*Tasks:*
A. In the excerpt on neural network hyperparameter selection and image synthesis, how many filters per convolutional layer were used?
B. In the excerpt on neural network hyperparameter selection and image synthesis, retype the passage between "Error vs model" and "an RGB image.", inclusive.
C. Extend the excerpt on deep learning for hyperspectral fluorescence imaging, starting right after its final sentence.

╭─ Extracted text

The hyperparameters for our NN models were manually selected while monitoring the MAE or MSE values for the training data and validation data as shown in Fig. 4. For each interferogram sampling case, the model capacity (the number of trainable weights and biases) was increased until overfitting was observed. More specifically, each initial model started with only one convolutional layer consisting of a small number of filters and a small kernel size, a max pooling layer with large pool size, and the output layer. Each new model introduced a new layer, more parameters per layer, or a decrease in pool size in a nonuniform fashion, intending to make small changes and slightly increase the number of parameters. Filters per convolutional layer ranged from 32 to 128, kernel size ranged from 4 to 8, pool size ranged from 100 to 4, and dense layer nodes ranged from 256 to 3. Once the model with suitable capacity was selected, L2 regularization was increased until the difference between training and validation loss was minimized. For comparison, we have also generated NNs using Hyperband, an automatic hyperparameter selection algorithm which uses random search and successive halving27. The process starts with a multitude of NN architectures trained in search space for a small number of epochs. The best performing networks are trained further while the poor performing networks are abandoned. This process continues until the best network and corresponding set of hyperparameters are chosen.

Figure 4
figure 4

Error vs model capacity of 1DCNNs with manually selected hyperparameters, without regularization.

Image synthesis

For the FTS-computed spectrum, the cell image was synthesized by converting each wavelength to an RGB value and then taking the sum of the RGB values weighted by the spectral intensity. The outputs from the NN, which are labeled as “Predictions” on the flow chart in Fig. 2, represent signal weight between 0 and 1 of each fluorescent band region. These predictions were each multiplied with their respective average spectrum (obtained from the training data) and combined, resulting in a synthesized spectrum for each pixel. The maximum intensity of raw interferogram saved at each pixel was used to adjust the scale of the synthesized spectrum. The adjusted spectrum for each pixel was converted to RGB values the same way as described earlier, resulting in an RGB image.

Results and discussion

Providing the fluorescence spectrum for each pixel, hyperspectral imaging allows us to use various fluorophores with close emission spectra and distinguish target fluorescence signals from autofluorescence background. With the superior spectral resolution of FTIS, we can increase the number of fluorophores that can be simultaneously used, thereby increasing the imaging throughput and obviating the need for sample washing. Here we show our deep learning-based approach can increase the throughput by an order of magnitude while minimally sacrificing the accuracy of measurement.

╰─
╭─ Data block

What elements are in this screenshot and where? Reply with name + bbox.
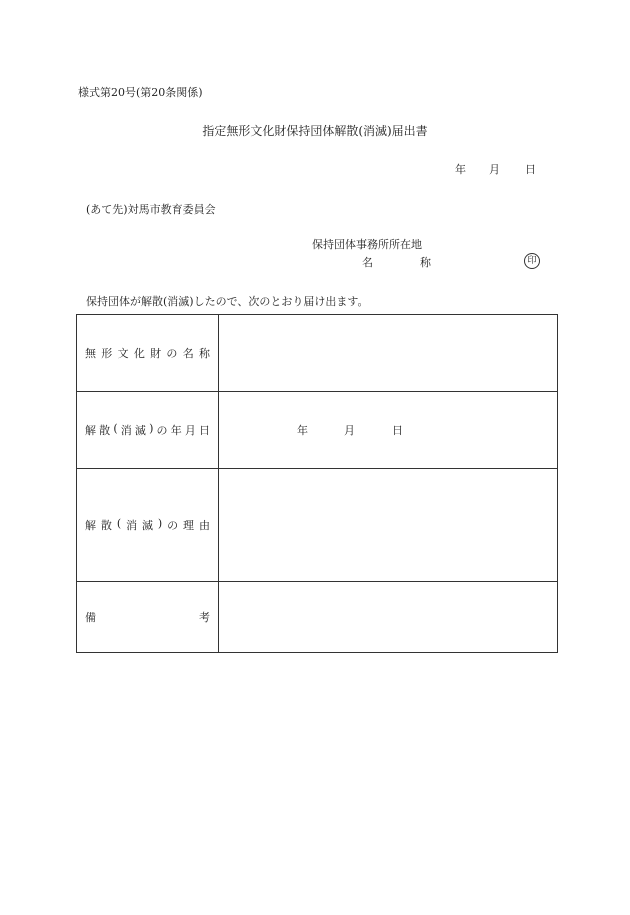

╰─

*The answers:*
A. 32 to 128

B.
Error vs model capacity of 1DCNNs with manually selected hyperparameters, without regularization.

Image synthesis

For the FTS-computed spectrum, the cell image was synthesized by converting each wavelength to an RGB value and then taking the sum of the RGB values weighted by the spectral intensity. The outputs from the NN, which are labeled as “Predictions” on the flow chart in Fig. 2, represent signal weight between 0 and 1 of each fluorescent band region. These predictions were each multiplied with their respective average spectrum (obtained from the training data) and combined, resulting in a synthesized spectrum for each pixel. The maximum intensity of raw interferogram saved at each pixel was used to adjust the scale of the synthesized spectrum. The adjusted spectrum for each pixel was converted to RGB values the same way as described earlier, resulting in an RGB image.

C.
Figure 5 shows the images synthesized with FTS for different sampling numbers: (a) 1000, and (b) 50. The raw interferogram for each pixel was He-Ne corrected before being processed with the FTS algorithm. Figure 5a is the ground truth that we use for comparison. Figure 5b, reconstructed from 50 sampled points, shows the image completely lost the ability to distinguish between the blue DAPI (nucleus) and green Alexa Fluor 488 Phalloidin (F-actin) fluorescent dyes. Figure 6 shows the FTS-synthesized images without the He-Ne correction. For N = 1000 (Fig. 6a), the nucleus is shown in an incorrect color, and the F-actin and mitochondria are indistinguishable. For N=50 (Fig. 6b), all three fluorescent dyes are indistinguishable. Comparing the images with those in Fig. 5, the importance of He-Ne correction in the conventional FTS can be clearly seen.

Figure 5
figure 5

Synthesized fluorescence images using conventional FTS with He-Ne correction for various sampling numbers (N): (a) N = 1000, and (b) N = 50. Scale bars: 10 μm.

Figure 6
figure 6

Synthesized fluorescence images using conventional FTS without He-Ne correction for various sampling numbers (N): (a) N = 1000, and (b) N = 50. Scale bars: 10 μm.

Figure 7
figure 7

Synthesized fluorescence images using deep learning without He-Ne correction for various sampling numbers (N): (a) N = 1000, and (b) N = 50. Scale bars: 10 μm.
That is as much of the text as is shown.